> **GOAL**: The entries below should be given again exactly, minus their pictures.
─── RECORD EXCERPTS
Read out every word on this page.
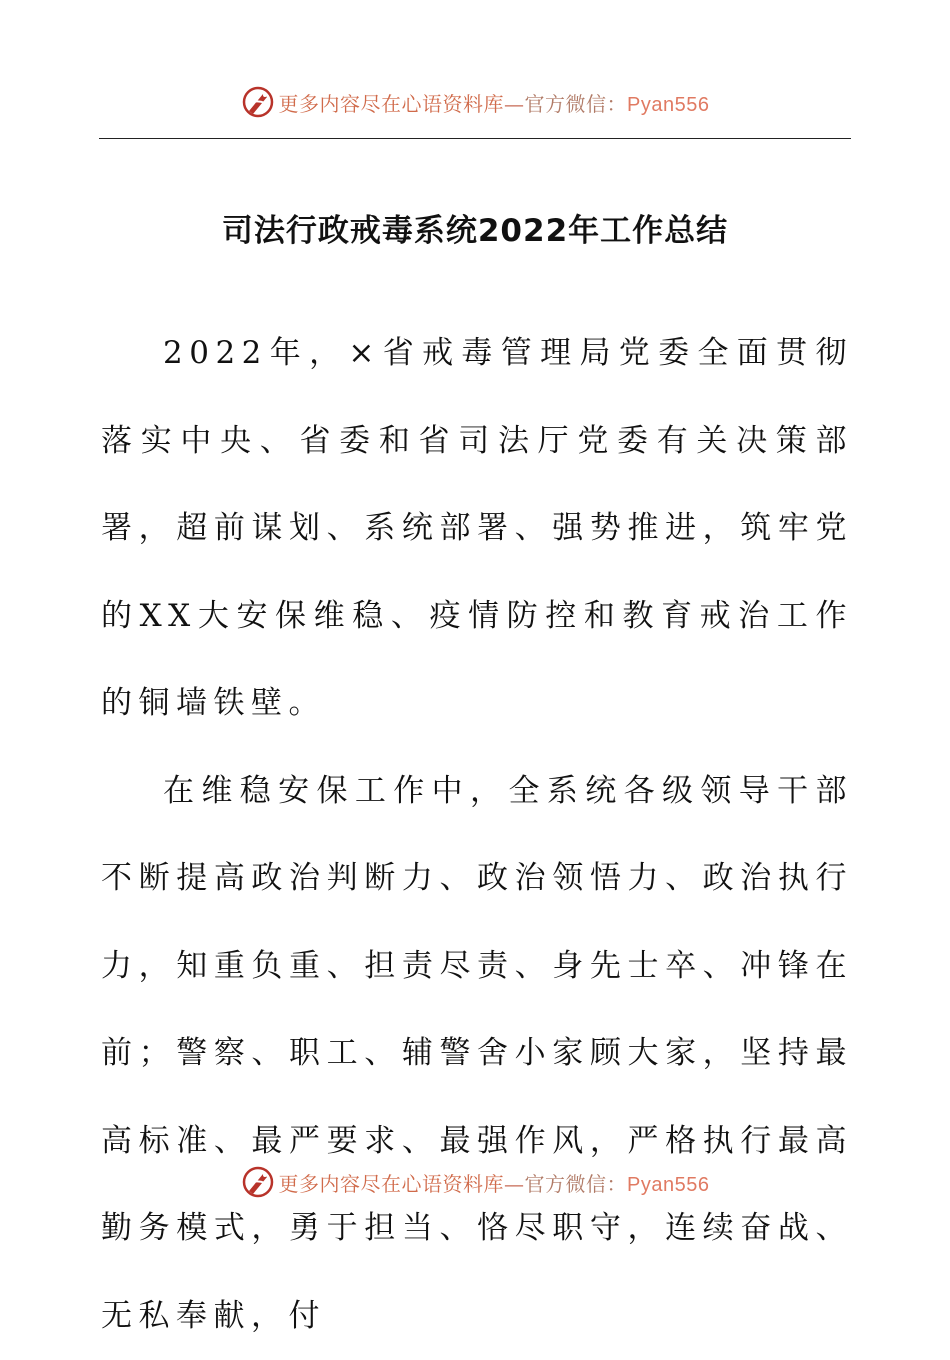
更多内容尽在心语资料库—官方微信：Pyan556
司法行政戒毒系统2022年工作总结

2022年，×省戒毒管理局党委全面贯彻落实中央、省委和省司法厅党委有关决策部署，超前谋划、系统部署、强势推进，筑牢党的XX大安保维稳、疫情防控和教育戒治工作的铜墙铁壁。

在维稳安保工作中，全系统各级领导干部不断提高政治判断力、政治领悟力、政治执行力，知重负重、担责尽责、身先士卒、冲锋在前；警察、职工、辅警舍小家顾大家，坚持最高标准、最严要求、最强作风，严格执行最高勤务模式，勇于担当、恪尽职守，连续奋战、无私奉献，付

更多内容尽在心语资料库—官方微信：Pyan556
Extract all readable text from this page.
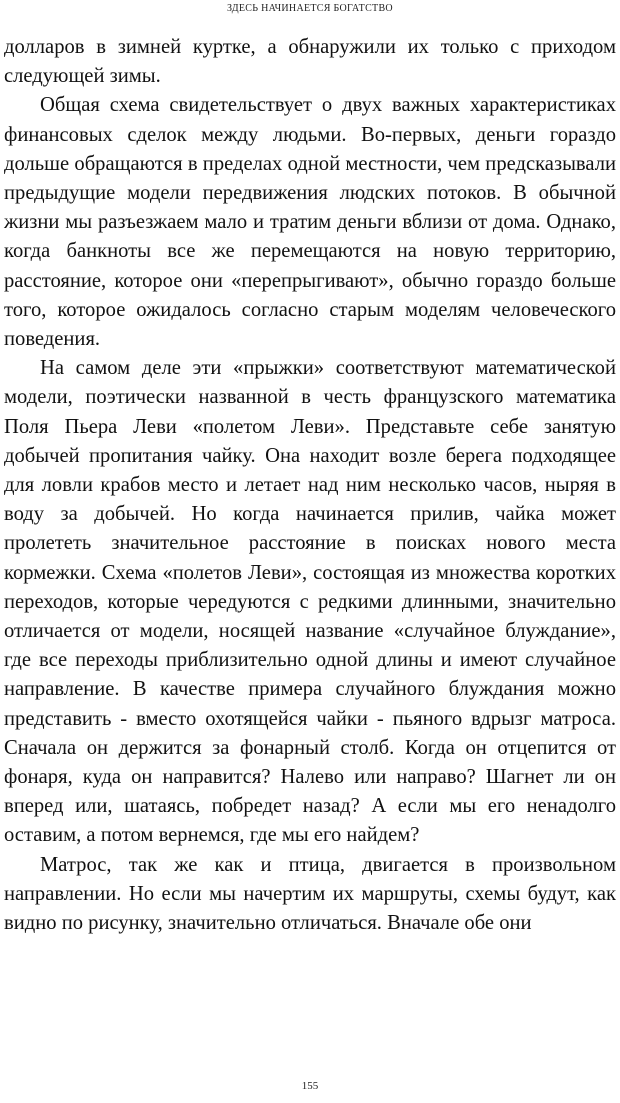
ЗДЕСЬ НАЧИНАЕТСЯ БОГАТСТВО

долларов в зимней куртке, а обнаружили их только с приходом следующей зимы.

Общая схема свидетельствует о двух важных характеристиках финансовых сделок между людьми. Во-первых, деньги гораздо дольше обращаются в пределах одной местности, чем предсказывали предыдущие модели передвижения людских потоков. В обычной жизни мы разъезжаем мало и тратим деньги вблизи от дома. Однако, когда банкноты все же перемещаются на новую территорию, расстояние, которое они «перепрыгивают», обычно гораздо больше того, которое ожидалось согласно старым моделям человеческого поведения.

На самом деле эти «прыжки» соответствуют математической модели, поэтически названной в честь французского математика Поля Пьера Леви «полетом Леви». Представьте себе занятую добычей пропитания чайку. Она находит возле берега подходящее для ловли крабов место и летает над ним несколько часов, ныряя в воду за добычей. Но когда начинается прилив, чайка может пролететь значительное расстояние в поисках нового места кормежки. Схема «полетов Леви», состоящая из множества коротких переходов, которые чередуются с редкими длинными, значительно отличается от модели, носящей название «случайное блуждание», где все переходы приблизительно одной длины и имеют случайное направление. В качестве примера случайного блуждания можно представить - вместо охотящейся чайки - пьяного вдрызг матроса. Сначала он держится за фонарный столб. Когда он отцепится от фонаря, куда он направится? Налево или направо? Шагнет ли он вперед или, шатаясь, побредет назад? А если мы его ненадолго оставим, а потом вернемся, где мы его найдем?

Матрос, так же как и птица, двигается в произвольном направлении. Но если мы начертим их маршруты, схемы будут, как видно по рисунку, значительно отличаться. Вначале обе они

155
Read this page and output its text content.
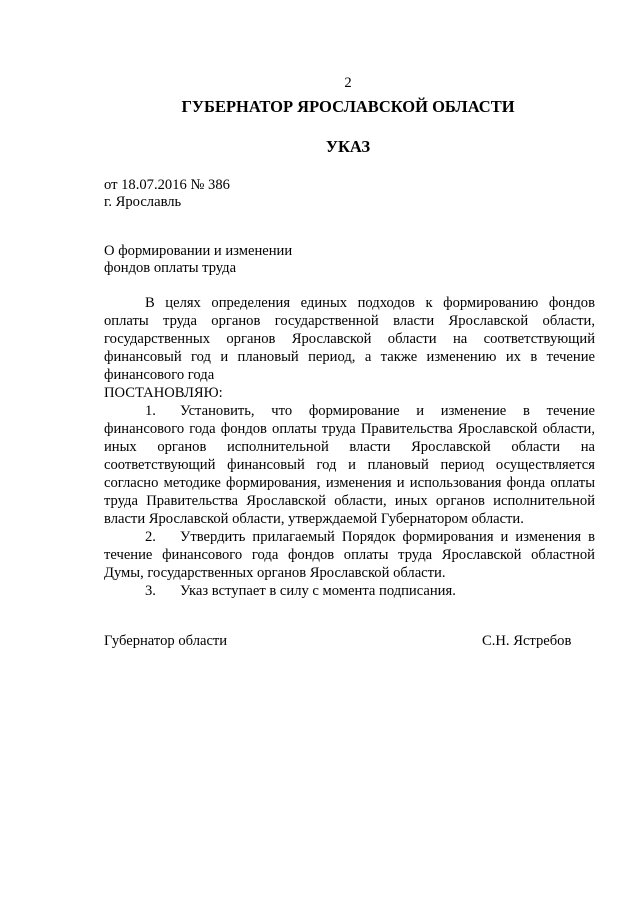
2
ГУБЕРНАТОР ЯРОСЛАВСКОЙ ОБЛАСТИ
УКАЗ
от 18.07.2016 № 386
г. Ярославль
О формировании и изменении
фондов оплаты труда

В целях определения единых подходов к формированию фондов оплаты труда органов государственной власти Ярославской области, государственных органов Ярославской области на соответствующий финансовый год и плановый период, а также изменению их в течение финансового года

ПОСТАНОВЛЯЮ:

1. Установить, что формирование и изменение в течение финансового года фондов оплаты труда Правительства Ярославской области, иных органов исполнительной власти Ярославской области на соответствующий финансовый год и плановый период осуществляется согласно методике формирования, изменения и использования фонда оплаты труда Правительства Ярославской области, иных органов исполнительной власти Ярославской области, утверждаемой Губернатором области.

2. Утвердить прилагаемый Порядок формирования и изменения в течение финансового года фондов оплаты труда Ярославской областной Думы, государственных органов Ярославской области.

3. Указ вступает в силу с момента подписания.

Губернатор области	С.Н. Ястребов
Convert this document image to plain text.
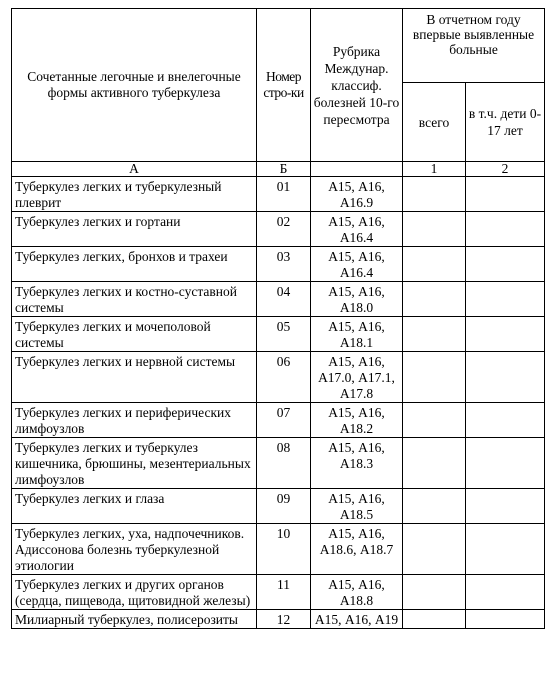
Сочетанные легочные и внелегочные формы активного туберкулеза	Номер стро-ки	Рубрика Междунар. классиф. болезней 10-го пересмотра	В отчетном году впервые выявленные больные	
			всего	в т.ч. дети 0-17 лет
А	Б		1	2
Туберкулез легких и туберкулезный плеврит	01	А15, А16, А16.9		
Туберкулез легких и гортани	02	А15, А16, А16.4		
Туберкулез легких, бронхов и трахеи	03	А15, А16, А16.4		
Туберкулез легких и костно-суставной системы	04	А15, А16, А18.0		
Туберкулез легких и мочеполовой системы	05	А15, А16, А18.1		
Туберкулез легких и нервной системы	06	А15, А16, А17.0, А17.1, А17.8		
Туберкулез легких и периферических лимфоузлов	07	А15, А16, А18.2		
Туберкулез легких и туберкулез кишечника, брюшины, мезентериальных лимфоузлов	08	А15, А16, А18.3		
Туберкулез легких и глаза	09	А15, А16, А18.5		
Туберкулез легких, уха, надпочечников. Адиссонова болезнь туберкулезной этиологии	10	А15, А16, А18.6, А18.7		
Туберкулез легких и других органов (сердца, пищевода, щитовидной железы)	11	А15, А16, А18.8		
Милиарный туберкулез, полисерозиты	12	А15, А16, А19		
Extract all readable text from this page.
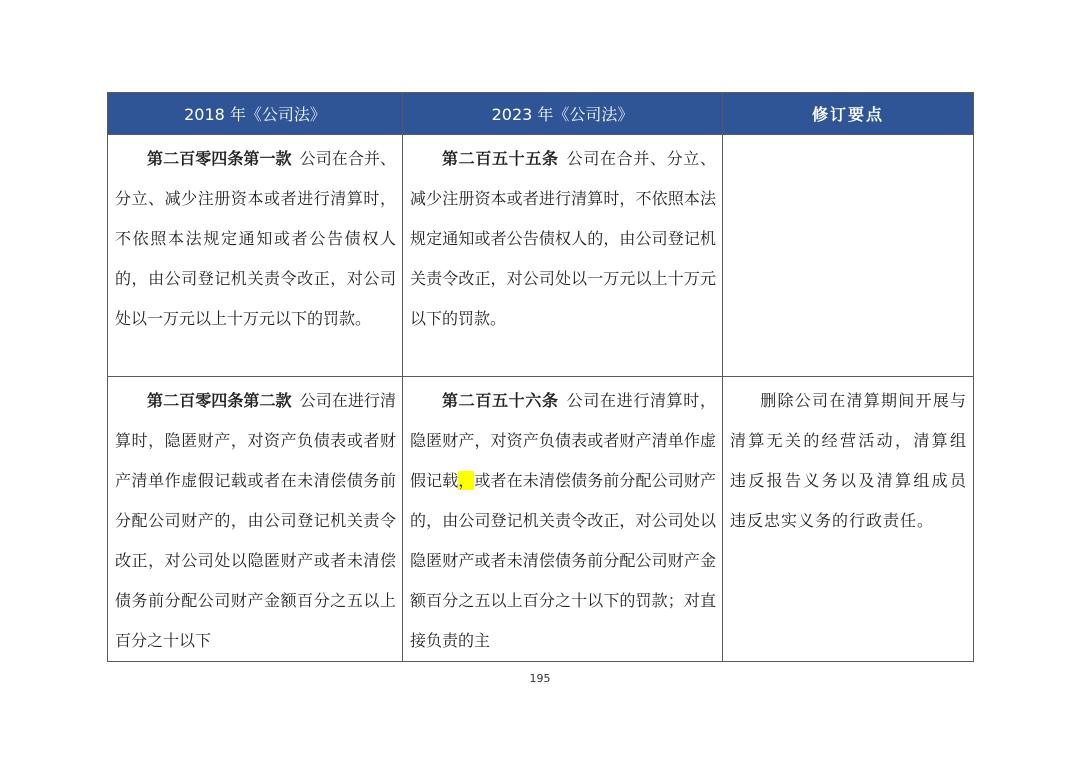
2018 年《公司法》	2023 年《公司法》	修订要点
第二百零四条第一款 公司在合并、分立、减少注册资本或者进行清算时，不依照本法规定通知或者公告债权人的，由公司登记机关责令改正，对公司处以一万元以上十万元以下的罚款。	第二百五十五条 公司在合并、分立、减少注册资本或者进行清算时，不依照本法规定通知或者公告债权人的，由公司登记机关责令改正，对公司处以一万元以上十万元以下的罚款。	
第二百零四条第二款 公司在进行清算时，隐匿财产，对资产负债表或者财产清单作虚假记载或者在未清偿债务前分配公司财产的，由公司登记机关责令改正，对公司处以隐匿财产或者未清偿债务前分配公司财产金额百分之五以上百分之十以下	第二百五十六条 公司在进行清算时，隐匿财产，对资产负债表或者财产清单作虚假记载，或者在未清偿债务前分配公司财产的，由公司登记机关责令改正，对公司处以隐匿财产或者未清偿债务前分配公司财产金额百分之五以上百分之十以下的罚款；对直接负责的主	删除公司在清算期间开展与清算无关的经营活动，清算组违反报告义务以及清算组成员违反忠实义务的行政责任。
195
──────
> **REPLY**:
Read out every word on this page.
更多内容尽在心语资料库—官方微信：Pyan556
司法行政戒毒系统2022年工作总结

2022年，×省戒毒管理局党委全面贯彻落实中央、省委和省司法厅党委有关决策部署，超前谋划、系统部署、强势推进，筑牢党的XX大安保维稳、疫情防控和教育戒治工作的铜墙铁壁。

在维稳安保工作中，全系统各级领导干部不断提高政治判断力、政治领悟力、政治执行力，知重负重、担责尽责、身先士卒、冲锋在前；警察、职工、辅警舍小家顾大家，坚持最高标准、最严要求、最强作风，严格执行最高勤务模式，勇于担当、恪尽职守，连续奋战、无私奉献，付

更多内容尽在心语资料库—官方微信：Pyan556
Extract all readable text from this page.
ЗДЕСЬ НАЧИНАЕТСЯ БОГАТСТВО

долларов в зимней куртке, а обнаружили их только с приходом следующей зимы.

Общая схема свидетельствует о двух важных характеристиках финансовых сделок между людьми. Во-первых, деньги гораздо дольше обращаются в пределах одной местности, чем предсказывали предыдущие модели передвижения людских потоков. В обычной жизни мы разъезжаем мало и тратим деньги вблизи от дома. Однако, когда банкноты все же перемещаются на новую территорию, расстояние, которое они «перепрыгивают», обычно гораздо больше того, которое ожидалось согласно старым моделям человеческого поведения.

На самом деле эти «прыжки» соответствуют математической модели, поэтически названной в честь французского математика Поля Пьера Леви «полетом Леви». Представьте себе занятую добычей пропитания чайку. Она находит возле берега подходящее для ловли крабов место и летает над ним несколько часов, ныряя в воду за добычей. Но когда начинается прилив, чайка может пролететь значительное расстояние в поисках нового места кормежки. Схема «полетов Леви», состоящая из множества коротких переходов, которые чередуются с редкими длинными, значительно отличается от модели, носящей название «случайное блуждание», где все переходы приблизительно одной длины и имеют случайное направление. В качестве примера случайного блуждания можно представить - вместо охотящейся чайки - пьяного вдрызг матроса. Сначала он держится за фонарный столб. Когда он отцепится от фонаря, куда он направится? Налево или направо? Шагнет ли он вперед или, шатаясь, побредет назад? А если мы его ненадолго оставим, а потом вернемся, где мы его найдем?

Матрос, так же как и птица, двигается в произвольном направлении. Но если мы начертим их маршруты, схемы будут, как видно по рисунку, значительно отличаться. Вначале обе они

155
Read this page and output its text content.
2
ГУБЕРНАТОР ЯРОСЛАВСКОЙ ОБЛАСТИ
УКАЗ
от 18.07.2016 № 386
г. Ярославль
О формировании и изменении
фондов оплаты труда

В целях определения единых подходов к формированию фондов оплаты труда органов государственной власти Ярославской области, государственных органов Ярославской области на соответствующий финансовый год и плановый период, а также изменению их в течение финансового года

ПОСТАНОВЛЯЮ:

1. Установить, что формирование и изменение в течение финансового года фондов оплаты труда Правительства Ярославской области, иных органов исполнительной власти Ярославской области на соответствующий финансовый год и плановый период осуществляется согласно методике формирования, изменения и использования фонда оплаты труда Правительства Ярославской области, иных органов исполнительной власти Ярославской области, утверждаемой Губернатором области.

2. Утвердить прилагаемый Порядок формирования и изменения в течение финансового года фондов оплаты труда Ярославской областной Думы, государственных органов Ярославской области.

3. Указ вступает в силу с момента подписания.

Губернатор области	С.Н. Ястребов
Convert this document image to plain text.
Сочетанные легочные и внелегочные формы активного туберкулеза	Номер стро-ки	Рубрика Междунар. классиф. болезней 10-го пересмотра	В отчетном году впервые выявленные больные	
			всего	в т.ч. дети 0-17 лет
А	Б		1	2
Туберкулез легких и туберкулезный плеврит	01	А15, А16, А16.9		
Туберкулез легких и гортани	02	А15, А16, А16.4		
Туберкулез легких, бронхов и трахеи	03	А15, А16, А16.4		
Туберкулез легких и костно-суставной системы	04	А15, А16, А18.0		
Туберкулез легких и мочеполовой системы	05	А15, А16, А18.1		
Туберкулез легких и нервной системы	06	А15, А16, А17.0, А17.1, А17.8		
Туберкулез легких и периферических лимфоузлов	07	А15, А16, А18.2		
Туберкулез легких и туберкулез кишечника, брюшины, мезентериальных лимфоузлов	08	А15, А16, А18.3		
Туберкулез легких и глаза	09	А15, А16, А18.5		
Туберкулез легких, уха, надпочечников. Адиссонова болезнь туберкулезной этиологии	10	А15, А16, А18.6, А18.7		
Туберкулез легких и других органов (сердца, пищевода, щитовидной железы)	11	А15, А16, А18.8		
Милиарный туберкулез, полисерозиты	12	А15, А16, А19		
Extract all readable text from this page.
2018 年《公司法》	2023 年《公司法》	修订要点
第二百零四条第一款 公司在合并、分立、减少注册资本或者进行清算时，不依照本法规定通知或者公告债权人的，由公司登记机关责令改正，对公司处以一万元以上十万元以下的罚款。	第二百五十五条 公司在合并、分立、减少注册资本或者进行清算时，不依照本法规定通知或者公告债权人的，由公司登记机关责令改正，对公司处以一万元以上十万元以下的罚款。	
第二百零四条第二款 公司在进行清算时，隐匿财产，对资产负债表或者财产清单作虚假记载或者在未清偿债务前分配公司财产的，由公司登记机关责令改正，对公司处以隐匿财产或者未清偿债务前分配公司财产金额百分之五以上百分之十以下	第二百五十六条 公司在进行清算时，隐匿财产，对资产负债表或者财产清单作虚假记载，或者在未清偿债务前分配公司财产的，由公司登记机关责令改正，对公司处以隐匿财产或者未清偿债务前分配公司财产金额百分之五以上百分之十以下的罚款；对直接负责的主	删除公司在清算期间开展与清算无关的经营活动，清算组违反报告义务以及清算组成员违反忠实义务的行政责任。
195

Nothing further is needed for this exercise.